Task to carry out:
List, from the lines below, each one with "calendar" in it.

::::

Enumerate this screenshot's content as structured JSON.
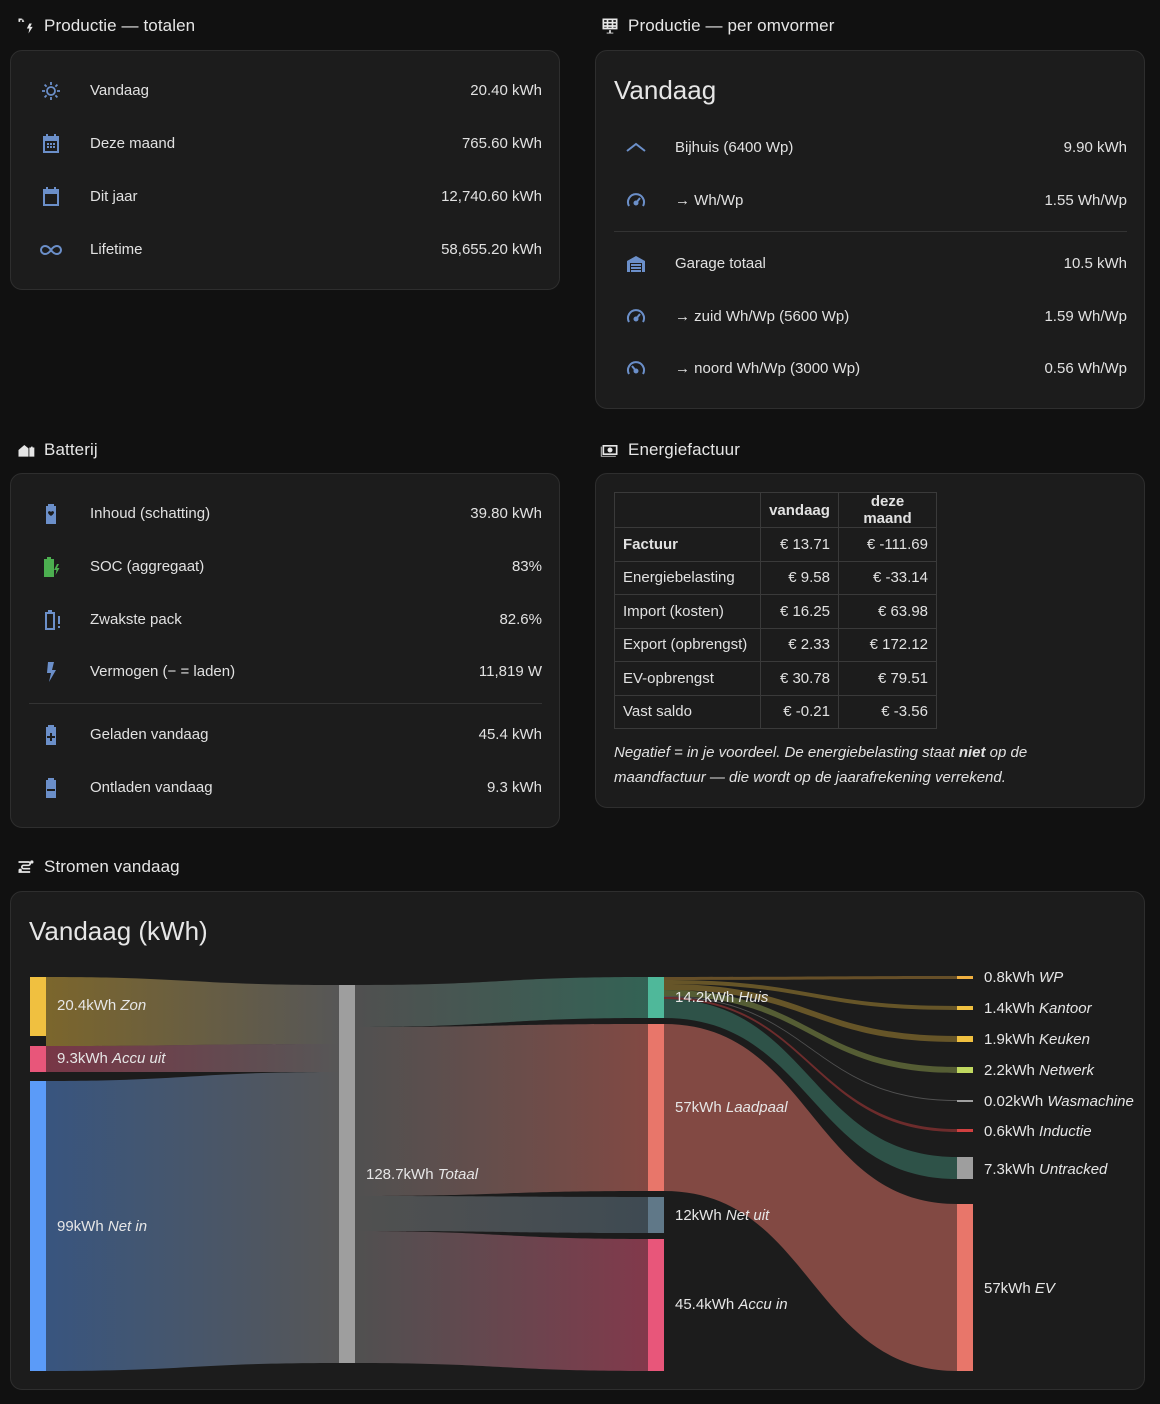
{
  "productie_totalen": {
    "title": "Productie — totalen",
    "rows": [
      {
        "label": "Vandaag",
        "value": "20.40 kWh",
        "icon": "solar-power-icon"
      },
      {
        "label": "Deze maand",
        "value": "765.60 kWh",
        "icon": "calendar-month-icon"
      },
      {
        "label": "Dit jaar",
        "value": "12,740.60 kWh",
        "icon": "calendar-icon"
      },
      {
        "label": "Lifetime",
        "value": "58,655.20 kWh",
        "icon": "infinity-icon"
      }
    ]
  },
  "productie_omvormer": {
    "title": "Productie — per omvormer",
    "heading": "Vandaag",
    "rows": [
      {
        "label": "Bijhuis (6400 Wp)",
        "value": "9.90 kWh",
        "icon": "roof-icon"
      },
      {
        "label": "→ Wh/Wp",
        "value": "1.55 Wh/Wp",
        "icon": "speedometer-icon"
      },
      {
        "label": "Garage totaal",
        "value": "10.5 kWh",
        "icon": "garage-icon"
      },
      {
        "label": "→ zuid Wh/Wp (5600 Wp)",
        "value": "1.59 Wh/Wp",
        "icon": "speedometer-icon"
      },
      {
        "label": "→ noord Wh/Wp (3000 Wp)",
        "value": "0.56 Wh/Wp",
        "icon": "speedometer-slow-icon"
      }
    ]
  },
  "batterij": {
    "title": "Batterij",
    "rows": [
      {
        "label": "Inhoud (schatting)",
        "value": "39.80 kWh",
        "icon": "battery-heart-icon"
      },
      {
        "label": "SOC (aggregaat)",
        "value": "83%",
        "icon": "battery-charging-icon"
      },
      {
        "label": "Zwakste pack",
        "value": "82.6%",
        "icon": "battery-alert-icon"
      },
      {
        "label": "Vermogen (− = laden)",
        "value": "11,819 W",
        "icon": "flash-icon"
      },
      {
        "label": "Geladen vandaag",
        "value": "45.4 kWh",
        "icon": "battery-plus-icon"
      },
      {
        "label": "Ontladen vandaag",
        "value": "9.3 kWh",
        "icon": "battery-minus-icon"
      }
    ]
  },
  "energiefactuur": {
    "title": "Energiefactuur",
    "columns": [
      "",
      "vandaag",
      "deze maand"
    ],
    "rows": [
      [
        "Factuur",
        "€ 13.71",
        "€ -111.69"
      ],
      [
        "Energiebelasting",
        "€ 9.58",
        "€ -33.14"
      ],
      [
        "Import (kosten)",
        "€ 16.25",
        "€ 63.98"
      ],
      [
        "Export (opbrengst)",
        "€ 2.33",
        "€ 172.12"
      ],
      [
        "EV-opbrengst",
        "€ 30.78",
        "€ 79.51"
      ],
      [
        "Vast saldo",
        "€ -0.21",
        "€ -3.56"
      ]
    ],
    "note_part1": "Negatief = in je voordeel. De energiebelasting staat ",
    "note_bold": "niet",
    "note_part2": " op de maandfactuur — die wordt op de jaarafrekening verrekend."
  },
  "stromen": {
    "title": "Stromen vandaag",
    "heading": "Vandaag (kWh)",
    "sources": [
      {
        "value": "20.4kWh",
        "name": "Zon",
        "color": "#f0c040"
      },
      {
        "value": "9.3kWh",
        "name": "Accu uit",
        "color": "#e8567a"
      },
      {
        "value": "99kWh",
        "name": "Net in",
        "color": "#5b9bf8"
      }
    ],
    "total": {
      "value": "128.7kWh",
      "name": "Totaal",
      "color": "#9e9e9e"
    },
    "middle": [
      {
        "value": "14.2kWh",
        "name": "Huis",
        "color": "#4fb89a"
      },
      {
        "value": "57kWh",
        "name": "Laadpaal",
        "color": "#e8766a"
      },
      {
        "value": "12kWh",
        "name": "Net uit",
        "color": "#607888"
      },
      {
        "value": "45.4kWh",
        "name": "Accu in",
        "color": "#e8567a"
      }
    ],
    "consumers": [
      {
        "value": "0.8kWh",
        "name": "WP",
        "color": "#f0b040"
      },
      {
        "value": "1.4kWh",
        "name": "Kantoor",
        "color": "#f0c040"
      },
      {
        "value": "1.9kWh",
        "name": "Keuken",
        "color": "#f0c040"
      },
      {
        "value": "2.2kWh",
        "name": "Netwerk",
        "color": "#c0d860"
      },
      {
        "value": "0.02kWh",
        "name": "Wasmachine",
        "color": "#a0a0a0"
      },
      {
        "value": "0.6kWh",
        "name": "Inductie",
        "color": "#d04040"
      },
      {
        "value": "7.3kWh",
        "name": "Untracked",
        "color": "#9e9e9e"
      },
      {
        "value": "57kWh",
        "name": "EV",
        "color": "#e8766a"
      }
    ]
  }
}
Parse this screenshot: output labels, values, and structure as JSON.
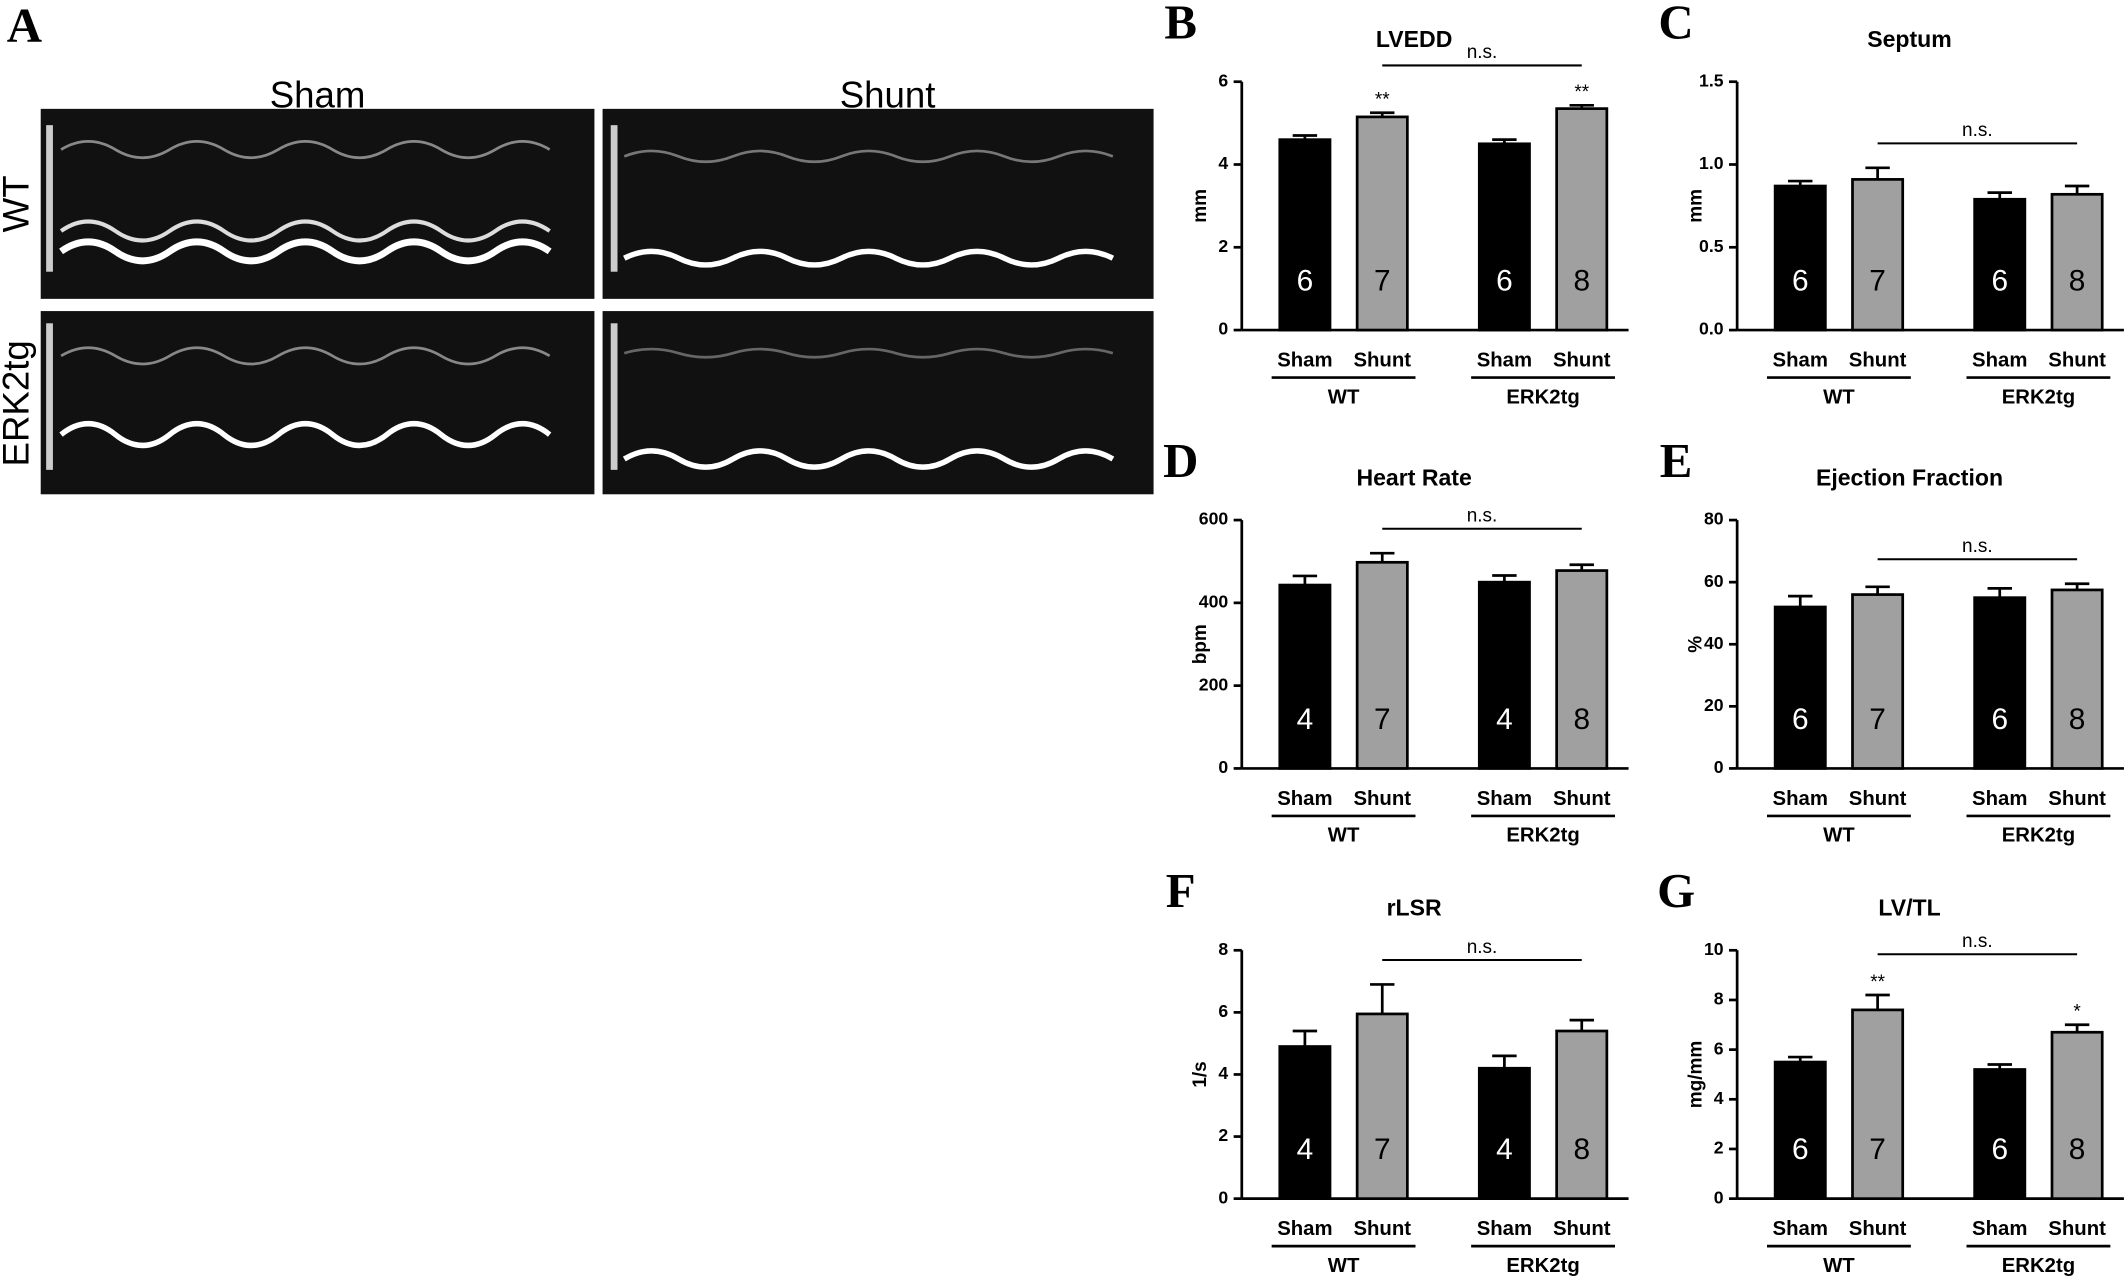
{
  "panel_a": {
    "letter": "A",
    "columns": [
      "Sham",
      "Shunt"
    ],
    "rows": [
      "WT",
      "ERK2tg"
    ]
  },
  "chart_data": [
    {
      "type": "bar",
      "panel": "B",
      "title": "LVEDD",
      "ylabel": "mm",
      "categories": [
        "Sham",
        "Shunt",
        "Sham",
        "Shunt"
      ],
      "groups": [
        "WT",
        "ERK2tg"
      ],
      "values": [
        4.6,
        5.15,
        4.5,
        5.35
      ],
      "errors": [
        0.1,
        0.1,
        0.1,
        0.08
      ],
      "n": [
        6,
        7,
        6,
        8
      ],
      "significance": [
        null,
        "**",
        null,
        "**"
      ],
      "annotation": "n.s.",
      "colors": [
        "#000000",
        "#a0a0a0",
        "#000000",
        "#a0a0a0"
      ],
      "ylim": [
        0,
        6
      ],
      "yticks": [
        0,
        2,
        4,
        6
      ]
    },
    {
      "type": "bar",
      "panel": "C",
      "title": "Septum",
      "ylabel": "mm",
      "categories": [
        "Sham",
        "Shunt",
        "Sham",
        "Shunt"
      ],
      "groups": [
        "WT",
        "ERK2tg"
      ],
      "values": [
        0.87,
        0.91,
        0.79,
        0.82
      ],
      "errors": [
        0.03,
        0.07,
        0.04,
        0.05
      ],
      "n": [
        6,
        7,
        6,
        8
      ],
      "significance": [
        null,
        null,
        null,
        null
      ],
      "annotation": "n.s.",
      "colors": [
        "#000000",
        "#a0a0a0",
        "#000000",
        "#a0a0a0"
      ],
      "ylim": [
        0,
        1.5
      ],
      "yticks": [
        {
          "value": 0,
          "label": "0.0"
        },
        0.5,
        {
          "value": 1,
          "label": "1.0"
        },
        1.5
      ]
    },
    {
      "type": "bar",
      "panel": "D",
      "title": "Heart Rate",
      "ylabel": "bpm",
      "categories": [
        "Sham",
        "Shunt",
        "Sham",
        "Shunt"
      ],
      "groups": [
        "WT",
        "ERK2tg"
      ],
      "values": [
        443,
        498,
        450,
        478
      ],
      "errors": [
        22,
        22,
        16,
        14
      ],
      "n": [
        4,
        7,
        4,
        8
      ],
      "significance": [
        null,
        null,
        null,
        null
      ],
      "annotation": "n.s.",
      "colors": [
        "#000000",
        "#a0a0a0",
        "#000000",
        "#a0a0a0"
      ],
      "ylim": [
        0,
        600
      ],
      "yticks": [
        0,
        200,
        400,
        600
      ]
    },
    {
      "type": "bar",
      "panel": "E",
      "title": "Ejection Fraction",
      "ylabel": "%",
      "categories": [
        "Sham",
        "Shunt",
        "Sham",
        "Shunt"
      ],
      "groups": [
        "WT",
        "ERK2tg"
      ],
      "values": [
        52,
        56,
        55,
        57.5
      ],
      "errors": [
        3.5,
        2.5,
        3,
        2
      ],
      "n": [
        6,
        7,
        6,
        8
      ],
      "significance": [
        null,
        null,
        null,
        null
      ],
      "annotation": "n.s.",
      "colors": [
        "#000000",
        "#a0a0a0",
        "#000000",
        "#a0a0a0"
      ],
      "ylim": [
        0,
        80
      ],
      "yticks": [
        0,
        20,
        40,
        60,
        80
      ]
    },
    {
      "type": "bar",
      "panel": "F",
      "title": "rLSR",
      "ylabel": "1/s",
      "categories": [
        "Sham",
        "Shunt",
        "Sham",
        "Shunt"
      ],
      "groups": [
        "WT",
        "ERK2tg"
      ],
      "values": [
        4.9,
        5.95,
        4.2,
        5.4
      ],
      "errors": [
        0.5,
        0.95,
        0.4,
        0.35
      ],
      "n": [
        4,
        7,
        4,
        8
      ],
      "significance": [
        null,
        null,
        null,
        null
      ],
      "annotation": "n.s.",
      "colors": [
        "#000000",
        "#a0a0a0",
        "#000000",
        "#a0a0a0"
      ],
      "ylim": [
        0,
        8
      ],
      "yticks": [
        0,
        2,
        4,
        6,
        8
      ]
    },
    {
      "type": "bar",
      "panel": "G",
      "title": "LV/TL",
      "ylabel": "mg/mm",
      "categories": [
        "Sham",
        "Shunt",
        "Sham",
        "Shunt"
      ],
      "groups": [
        "WT",
        "ERK2tg"
      ],
      "values": [
        5.5,
        7.6,
        5.2,
        6.7
      ],
      "errors": [
        0.2,
        0.6,
        0.2,
        0.3
      ],
      "n": [
        6,
        7,
        6,
        8
      ],
      "significance": [
        null,
        "**",
        null,
        "*"
      ],
      "annotation": "n.s.",
      "colors": [
        "#000000",
        "#a0a0a0",
        "#000000",
        "#a0a0a0"
      ],
      "ylim": [
        0,
        10
      ],
      "yticks": [
        0,
        2,
        4,
        6,
        8,
        10
      ]
    }
  ]
}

::::

Full solution:
        "icon": "calendar-month-icon"
        "icon": "calendar-icon"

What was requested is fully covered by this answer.